— EXERCISE GOAL —
Transcribe every line of the records verbatim.

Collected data
--------------------------------------------------

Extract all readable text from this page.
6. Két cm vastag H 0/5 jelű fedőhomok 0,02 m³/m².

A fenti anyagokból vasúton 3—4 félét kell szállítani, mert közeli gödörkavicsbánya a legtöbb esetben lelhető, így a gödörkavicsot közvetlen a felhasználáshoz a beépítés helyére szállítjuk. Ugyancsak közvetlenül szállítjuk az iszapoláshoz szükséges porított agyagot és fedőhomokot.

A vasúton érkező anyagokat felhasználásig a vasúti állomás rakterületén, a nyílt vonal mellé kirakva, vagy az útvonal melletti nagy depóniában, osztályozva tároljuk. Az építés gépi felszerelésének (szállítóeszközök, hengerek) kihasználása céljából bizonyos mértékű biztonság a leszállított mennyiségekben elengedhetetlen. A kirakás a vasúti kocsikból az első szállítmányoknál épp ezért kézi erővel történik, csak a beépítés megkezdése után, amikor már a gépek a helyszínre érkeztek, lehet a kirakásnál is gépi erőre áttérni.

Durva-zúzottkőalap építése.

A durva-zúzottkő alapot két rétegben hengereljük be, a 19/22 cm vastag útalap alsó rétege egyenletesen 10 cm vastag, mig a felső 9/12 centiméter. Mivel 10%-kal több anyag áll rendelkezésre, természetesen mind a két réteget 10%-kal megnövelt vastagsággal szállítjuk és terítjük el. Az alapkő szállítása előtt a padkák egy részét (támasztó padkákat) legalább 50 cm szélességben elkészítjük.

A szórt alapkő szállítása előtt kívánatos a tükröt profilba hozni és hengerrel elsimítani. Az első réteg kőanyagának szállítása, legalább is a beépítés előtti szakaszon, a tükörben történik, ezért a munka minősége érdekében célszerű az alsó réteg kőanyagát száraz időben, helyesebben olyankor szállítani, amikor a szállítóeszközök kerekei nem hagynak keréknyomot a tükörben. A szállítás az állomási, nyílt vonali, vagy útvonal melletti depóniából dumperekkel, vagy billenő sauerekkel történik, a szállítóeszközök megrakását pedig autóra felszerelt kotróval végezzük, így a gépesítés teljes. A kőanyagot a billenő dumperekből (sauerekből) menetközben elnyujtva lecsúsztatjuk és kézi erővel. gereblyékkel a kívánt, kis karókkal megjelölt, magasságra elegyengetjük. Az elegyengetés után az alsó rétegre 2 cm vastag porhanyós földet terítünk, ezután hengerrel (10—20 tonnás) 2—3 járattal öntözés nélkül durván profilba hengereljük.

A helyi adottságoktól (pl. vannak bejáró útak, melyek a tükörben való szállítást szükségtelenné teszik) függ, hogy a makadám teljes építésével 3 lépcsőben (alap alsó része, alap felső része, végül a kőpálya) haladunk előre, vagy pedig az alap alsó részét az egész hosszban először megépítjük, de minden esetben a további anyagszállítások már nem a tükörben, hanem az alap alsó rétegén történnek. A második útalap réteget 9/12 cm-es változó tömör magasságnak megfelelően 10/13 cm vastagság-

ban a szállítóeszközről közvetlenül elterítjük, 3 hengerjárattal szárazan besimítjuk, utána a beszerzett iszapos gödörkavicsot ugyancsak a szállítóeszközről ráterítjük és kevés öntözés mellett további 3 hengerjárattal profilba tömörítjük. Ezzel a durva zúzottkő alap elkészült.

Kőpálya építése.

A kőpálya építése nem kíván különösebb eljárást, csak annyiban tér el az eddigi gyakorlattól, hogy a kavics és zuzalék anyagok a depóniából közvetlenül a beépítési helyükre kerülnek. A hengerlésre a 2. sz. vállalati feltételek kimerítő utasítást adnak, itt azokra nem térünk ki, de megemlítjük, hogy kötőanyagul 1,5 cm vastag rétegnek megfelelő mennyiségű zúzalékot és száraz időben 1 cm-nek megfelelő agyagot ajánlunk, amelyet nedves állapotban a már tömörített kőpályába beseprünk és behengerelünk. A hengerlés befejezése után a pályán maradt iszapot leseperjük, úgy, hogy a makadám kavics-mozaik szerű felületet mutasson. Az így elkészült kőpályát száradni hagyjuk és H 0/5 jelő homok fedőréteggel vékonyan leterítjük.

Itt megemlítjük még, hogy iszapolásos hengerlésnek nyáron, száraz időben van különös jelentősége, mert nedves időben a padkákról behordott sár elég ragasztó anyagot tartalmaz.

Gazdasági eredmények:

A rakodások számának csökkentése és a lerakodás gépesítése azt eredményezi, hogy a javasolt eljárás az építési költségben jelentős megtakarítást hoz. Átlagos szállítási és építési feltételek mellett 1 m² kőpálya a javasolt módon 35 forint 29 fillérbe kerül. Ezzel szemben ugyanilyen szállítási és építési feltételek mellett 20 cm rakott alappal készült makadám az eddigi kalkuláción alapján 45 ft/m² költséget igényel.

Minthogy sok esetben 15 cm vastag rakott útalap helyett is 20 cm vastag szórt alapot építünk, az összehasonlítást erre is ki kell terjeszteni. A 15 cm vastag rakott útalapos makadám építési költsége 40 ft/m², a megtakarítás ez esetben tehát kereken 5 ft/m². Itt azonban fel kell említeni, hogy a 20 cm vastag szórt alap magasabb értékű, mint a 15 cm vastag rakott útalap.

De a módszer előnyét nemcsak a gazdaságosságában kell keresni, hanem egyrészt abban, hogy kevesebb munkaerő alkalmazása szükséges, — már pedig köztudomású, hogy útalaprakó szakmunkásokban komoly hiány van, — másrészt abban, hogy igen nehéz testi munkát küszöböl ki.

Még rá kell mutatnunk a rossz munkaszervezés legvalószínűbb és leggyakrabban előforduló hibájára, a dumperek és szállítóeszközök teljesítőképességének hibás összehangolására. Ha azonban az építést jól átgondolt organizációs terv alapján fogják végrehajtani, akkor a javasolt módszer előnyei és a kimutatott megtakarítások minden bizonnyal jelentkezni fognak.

--------------------------------------------------

— ANSWER TO THIS EXERCISE —
Extract all readable text from this page.
6. Két cm vastag H 0/5 jelű fedőhomok 0,02 m³/m².

A fenti anyagokból vasúton 3—4 félét kell szállítani, mert közeli gödörkavicsbánya a legtöbb esetben lelhető, így a gödörkavicsot közvetlen a felhasználáshoz a beépítés helyére szállítjuk. Ugyancsak közvetlenül szállítjuk az iszapoláshoz szükséges porított agyagot és fedőhomokot.

A vasúton érkező anyagokat felhasználásig a vasúti állomás rakterületén, a nyílt vonal mellé kirakva, vagy az útvonal melletti nagy depóniában, osztályozva tároljuk. Az építés gépi felszerelésének (szállítóeszközök, hengerek) kihasználása céljából bizonyos mértékű biztonság a leszállított mennyiségekben elengedhetetlen. A kirakás a vasúti kocsikból az első szállítmányoknál épp ezért kézi erővel történik, csak a beépítés megkezdése után, amikor már a gépek a helyszínre érkeztek, lehet a kirakásnál is gépi erőre áttérni.

Durva-zúzottkőalap építése.

A durva-zúzottkő alapot két rétegben hengereljük be, a 19/22 cm vastag útalap alsó rétege egyenletesen 10 cm vastag, mig a felső 9/12 centiméter. Mivel 10%-kal több anyag áll rendelkezésre, természetesen mind a két réteget 10%-kal megnövelt vastagsággal szállítjuk és terítjük el. Az alapkő szállítása előtt a padkák egy részét (támasztó padkákat) legalább 50 cm szélességben elkészítjük.

A szórt alapkő szállítása előtt kívánatos a tükröt profilba hozni és hengerrel elsimítani. Az első réteg kőanyagának szállítása, legalább is a beépítés előtti szakaszon, a tükörben történik, ezért a munka minősége érdekében célszerű az alsó réteg kőanyagát száraz időben, helyesebben olyankor szállítani, amikor a szállítóeszközök kerekei nem hagynak keréknyomot a tükörben. A szállítás az állomási, nyílt vonali, vagy útvonal melletti depóniából dumperekkel, vagy billenő sauerekkel történik, a szállítóeszközök megrakását pedig autóra felszerelt kotróval végezzük, így a gépesítés teljes. A kőanyagot a billenő dumperekből (sauerekből) menetközben elnyujtva lecsúsztatjuk és kézi erővel. gereblyékkel a kívánt, kis karókkal megjelölt, magasságra elegyengetjük. Az elegyengetés után az alsó rétegre 2 cm vastag porhanyós földet terítünk, ezután hengerrel (10—20 tonnás) 2—3 járattal öntözés nélkül durván profilba hengereljük.

A helyi adottságoktól (pl. vannak bejáró útak, melyek a tükörben való szállítást szükségtelenné teszik) függ, hogy a makadám teljes építésével 3 lépcsőben (alap alsó része, alap felső része, végül a kőpálya) haladunk előre, vagy pedig az alap alsó részét az egész hosszban először megépítjük, de minden esetben a további anyagszállítások már nem a tükörben, hanem az alap alsó rétegén történnek. A második útalap réteget 9/12 cm-es változó tömör magasságnak megfelelően 10/13 cm vastagság-

ban a szállítóeszközről közvetlenül elterítjük, 3 hengerjárattal szárazan besimítjuk, utána a beszerzett iszapos gödörkavicsot ugyancsak a szállítóeszközről ráterítjük és kevés öntözés mellett további 3 hengerjárattal profilba tömörítjük. Ezzel a durva zúzottkő alap elkészült.

Kőpálya építése.

A kőpálya építése nem kíván különösebb eljárást, csak annyiban tér el az eddigi gyakorlattól, hogy a kavics és zuzalék anyagok a depóniából közvetlenül a beépítési helyükre kerülnek. A hengerlésre a 2. sz. vállalati feltételek kimerítő utasítást adnak, itt azokra nem térünk ki, de megemlítjük, hogy kötőanyagul 1,5 cm vastag rétegnek megfelelő mennyiségű zúzalékot és száraz időben 1 cm-nek megfelelő agyagot ajánlunk, amelyet nedves állapotban a már tömörített kőpályába beseprünk és behengerelünk. A hengerlés befejezése után a pályán maradt iszapot leseperjük, úgy, hogy a makadám kavics-mozaik szerű felületet mutasson. Az így elkészült kőpályát száradni hagyjuk és H 0/5 jelő homok fedőréteggel vékonyan leterítjük.

Itt megemlítjük még, hogy iszapolásos hengerlésnek nyáron, száraz időben van különös jelentősége, mert nedves időben a padkákról behordott sár elég ragasztó anyagot tartalmaz.

Gazdasági eredmények:

A rakodások számának csökkentése és a lerakodás gépesítése azt eredményezi, hogy a javasolt eljárás az építési költségben jelentős megtakarítást hoz. Átlagos szállítási és építési feltételek mellett 1 m² kőpálya a javasolt módon 35 forint 29 fillérbe kerül. Ezzel szemben ugyanilyen szállítási és építési feltételek mellett 20 cm rakott alappal készült makadám az eddigi kalkuláción alapján 45 ft/m² költséget igényel.

Minthogy sok esetben 15 cm vastag rakott útalap helyett is 20 cm vastag szórt alapot építünk, az összehasonlítást erre is ki kell terjeszteni. A 15 cm vastag rakott útalapos makadám építési költsége 40 ft/m², a megtakarítás ez esetben tehát kereken 5 ft/m². Itt azonban fel kell említeni, hogy a 20 cm vastag szórt alap magasabb értékű, mint a 15 cm vastag rakott útalap.

De a módszer előnyét nemcsak a gazdaságosságában kell keresni, hanem egyrészt abban, hogy kevesebb munkaerő alkalmazása szükséges, — már pedig köztudomású, hogy útalaprakó szakmunkásokban komoly hiány van, — másrészt abban, hogy igen nehéz testi munkát küszöböl ki.

Még rá kell mutatnunk a rossz munkaszervezés legvalószínűbb és leggyakrabban előforduló hibájára, a dumperek és szállítóeszközök teljesítőképességének hibás összehangolására. Ha azonban az építést jól átgondolt organizációs terv alapján fogják végrehajtani, akkor a javasolt módszer előnyei és a kimutatott megtakarítások minden bizonnyal jelentkezni fognak.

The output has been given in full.